| Exercise task |
Copy the listing below in full and skip every picture.

| Collected data entries |

* * * * *

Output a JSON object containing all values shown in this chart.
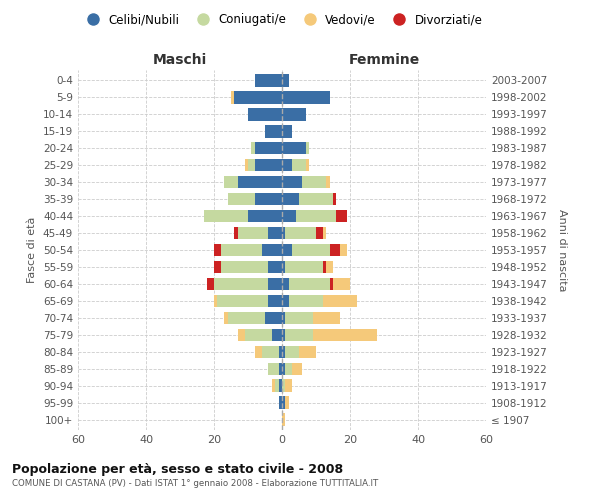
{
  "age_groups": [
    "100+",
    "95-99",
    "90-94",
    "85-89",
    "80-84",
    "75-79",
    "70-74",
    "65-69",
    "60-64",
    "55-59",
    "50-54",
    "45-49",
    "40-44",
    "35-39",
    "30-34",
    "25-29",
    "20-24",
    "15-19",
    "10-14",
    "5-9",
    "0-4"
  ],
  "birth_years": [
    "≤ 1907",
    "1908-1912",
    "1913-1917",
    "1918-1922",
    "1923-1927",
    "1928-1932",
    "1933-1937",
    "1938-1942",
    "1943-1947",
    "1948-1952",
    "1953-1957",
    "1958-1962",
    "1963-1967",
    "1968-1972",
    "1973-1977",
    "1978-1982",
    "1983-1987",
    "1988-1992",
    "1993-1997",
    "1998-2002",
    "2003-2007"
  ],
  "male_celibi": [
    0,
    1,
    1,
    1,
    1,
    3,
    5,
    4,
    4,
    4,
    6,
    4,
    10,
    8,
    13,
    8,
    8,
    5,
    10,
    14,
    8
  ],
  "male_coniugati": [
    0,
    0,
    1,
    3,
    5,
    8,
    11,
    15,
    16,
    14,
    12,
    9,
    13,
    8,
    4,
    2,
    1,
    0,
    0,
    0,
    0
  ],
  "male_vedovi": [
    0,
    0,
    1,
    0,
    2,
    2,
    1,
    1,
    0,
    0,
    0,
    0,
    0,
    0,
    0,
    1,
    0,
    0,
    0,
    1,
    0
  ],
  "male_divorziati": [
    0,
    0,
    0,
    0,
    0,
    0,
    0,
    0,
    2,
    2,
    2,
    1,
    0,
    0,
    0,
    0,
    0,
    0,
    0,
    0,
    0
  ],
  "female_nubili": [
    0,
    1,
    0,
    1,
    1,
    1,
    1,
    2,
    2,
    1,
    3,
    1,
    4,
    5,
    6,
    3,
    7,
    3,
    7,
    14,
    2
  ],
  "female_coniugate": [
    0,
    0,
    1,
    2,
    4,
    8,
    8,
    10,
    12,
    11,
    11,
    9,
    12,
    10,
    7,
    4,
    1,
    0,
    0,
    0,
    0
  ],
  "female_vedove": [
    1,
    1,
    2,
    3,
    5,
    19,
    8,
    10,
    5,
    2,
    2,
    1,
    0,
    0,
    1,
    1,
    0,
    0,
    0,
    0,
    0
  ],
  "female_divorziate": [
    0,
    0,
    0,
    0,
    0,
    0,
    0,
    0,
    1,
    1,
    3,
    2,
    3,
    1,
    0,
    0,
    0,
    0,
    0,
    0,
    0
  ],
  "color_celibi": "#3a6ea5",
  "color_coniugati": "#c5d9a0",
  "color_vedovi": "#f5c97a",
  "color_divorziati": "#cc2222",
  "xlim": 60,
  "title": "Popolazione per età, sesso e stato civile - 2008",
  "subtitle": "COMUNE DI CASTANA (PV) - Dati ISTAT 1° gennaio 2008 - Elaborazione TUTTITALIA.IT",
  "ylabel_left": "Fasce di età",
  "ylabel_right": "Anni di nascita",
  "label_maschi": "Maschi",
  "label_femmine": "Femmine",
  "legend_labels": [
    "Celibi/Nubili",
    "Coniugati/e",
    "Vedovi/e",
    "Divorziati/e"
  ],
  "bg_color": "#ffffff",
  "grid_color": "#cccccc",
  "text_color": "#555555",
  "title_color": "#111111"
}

* * * * *

| Result of the exercise |
Output a JSON object containing all values shown in this chart.
{
  "age_groups": [
    "100+",
    "95-99",
    "90-94",
    "85-89",
    "80-84",
    "75-79",
    "70-74",
    "65-69",
    "60-64",
    "55-59",
    "50-54",
    "45-49",
    "40-44",
    "35-39",
    "30-34",
    "25-29",
    "20-24",
    "15-19",
    "10-14",
    "5-9",
    "0-4"
  ],
  "birth_years": [
    "≤ 1907",
    "1908-1912",
    "1913-1917",
    "1918-1922",
    "1923-1927",
    "1928-1932",
    "1933-1937",
    "1938-1942",
    "1943-1947",
    "1948-1952",
    "1953-1957",
    "1958-1962",
    "1963-1967",
    "1968-1972",
    "1973-1977",
    "1978-1982",
    "1983-1987",
    "1988-1992",
    "1993-1997",
    "1998-2002",
    "2003-2007"
  ],
  "male_celibi": [
    0,
    1,
    1,
    1,
    1,
    3,
    5,
    4,
    4,
    4,
    6,
    4,
    10,
    8,
    13,
    8,
    8,
    5,
    10,
    14,
    8
  ],
  "male_coniugati": [
    0,
    0,
    1,
    3,
    5,
    8,
    11,
    15,
    16,
    14,
    12,
    9,
    13,
    8,
    4,
    2,
    1,
    0,
    0,
    0,
    0
  ],
  "male_vedovi": [
    0,
    0,
    1,
    0,
    2,
    2,
    1,
    1,
    0,
    0,
    0,
    0,
    0,
    0,
    0,
    1,
    0,
    0,
    0,
    1,
    0
  ],
  "male_divorziati": [
    0,
    0,
    0,
    0,
    0,
    0,
    0,
    0,
    2,
    2,
    2,
    1,
    0,
    0,
    0,
    0,
    0,
    0,
    0,
    0,
    0
  ],
  "female_nubili": [
    0,
    1,
    0,
    1,
    1,
    1,
    1,
    2,
    2,
    1,
    3,
    1,
    4,
    5,
    6,
    3,
    7,
    3,
    7,
    14,
    2
  ],
  "female_coniugate": [
    0,
    0,
    1,
    2,
    4,
    8,
    8,
    10,
    12,
    11,
    11,
    9,
    12,
    10,
    7,
    4,
    1,
    0,
    0,
    0,
    0
  ],
  "female_vedove": [
    1,
    1,
    2,
    3,
    5,
    19,
    8,
    10,
    5,
    2,
    2,
    1,
    0,
    0,
    1,
    1,
    0,
    0,
    0,
    0,
    0
  ],
  "female_divorziate": [
    0,
    0,
    0,
    0,
    0,
    0,
    0,
    0,
    1,
    1,
    3,
    2,
    3,
    1,
    0,
    0,
    0,
    0,
    0,
    0,
    0
  ],
  "color_celibi": "#3a6ea5",
  "color_coniugati": "#c5d9a0",
  "color_vedovi": "#f5c97a",
  "color_divorziati": "#cc2222",
  "xlim": 60,
  "title": "Popolazione per età, sesso e stato civile - 2008",
  "subtitle": "COMUNE DI CASTANA (PV) - Dati ISTAT 1° gennaio 2008 - Elaborazione TUTTITALIA.IT",
  "ylabel_left": "Fasce di età",
  "ylabel_right": "Anni di nascita",
  "label_maschi": "Maschi",
  "label_femmine": "Femmine",
  "legend_labels": [
    "Celibi/Nubili",
    "Coniugati/e",
    "Vedovi/e",
    "Divorziati/e"
  ],
  "bg_color": "#ffffff",
  "grid_color": "#cccccc",
  "text_color": "#555555",
  "title_color": "#111111"
}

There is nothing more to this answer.